**GOAL**
Only the number is wanted: count the lines that contain "outro".

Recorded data
________________________
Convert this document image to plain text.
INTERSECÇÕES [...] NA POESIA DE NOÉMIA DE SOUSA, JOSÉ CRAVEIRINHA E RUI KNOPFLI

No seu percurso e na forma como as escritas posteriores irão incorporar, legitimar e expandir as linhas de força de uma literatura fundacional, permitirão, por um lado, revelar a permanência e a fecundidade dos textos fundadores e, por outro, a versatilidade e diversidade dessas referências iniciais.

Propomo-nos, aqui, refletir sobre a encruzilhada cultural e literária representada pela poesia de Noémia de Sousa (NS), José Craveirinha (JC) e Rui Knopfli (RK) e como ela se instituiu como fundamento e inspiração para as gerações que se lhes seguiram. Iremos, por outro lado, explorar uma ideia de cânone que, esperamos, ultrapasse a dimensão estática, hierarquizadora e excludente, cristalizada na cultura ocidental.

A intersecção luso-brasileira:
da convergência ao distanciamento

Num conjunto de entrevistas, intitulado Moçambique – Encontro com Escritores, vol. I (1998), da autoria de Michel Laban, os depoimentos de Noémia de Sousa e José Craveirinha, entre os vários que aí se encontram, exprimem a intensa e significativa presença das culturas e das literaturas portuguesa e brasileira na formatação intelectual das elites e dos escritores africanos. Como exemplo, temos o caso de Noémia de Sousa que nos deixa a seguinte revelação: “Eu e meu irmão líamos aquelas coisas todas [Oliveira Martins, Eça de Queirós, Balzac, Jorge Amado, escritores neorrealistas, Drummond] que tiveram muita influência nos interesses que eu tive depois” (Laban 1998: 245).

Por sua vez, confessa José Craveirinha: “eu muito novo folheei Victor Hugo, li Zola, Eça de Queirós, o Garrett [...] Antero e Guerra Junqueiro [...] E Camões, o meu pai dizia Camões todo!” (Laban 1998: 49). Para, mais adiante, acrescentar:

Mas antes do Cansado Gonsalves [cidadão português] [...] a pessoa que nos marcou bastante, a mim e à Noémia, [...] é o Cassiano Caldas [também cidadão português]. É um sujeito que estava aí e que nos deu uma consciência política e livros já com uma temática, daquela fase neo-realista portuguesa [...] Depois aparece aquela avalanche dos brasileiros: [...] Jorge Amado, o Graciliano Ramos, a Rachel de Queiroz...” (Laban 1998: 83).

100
________________________
**RESPONSE**
2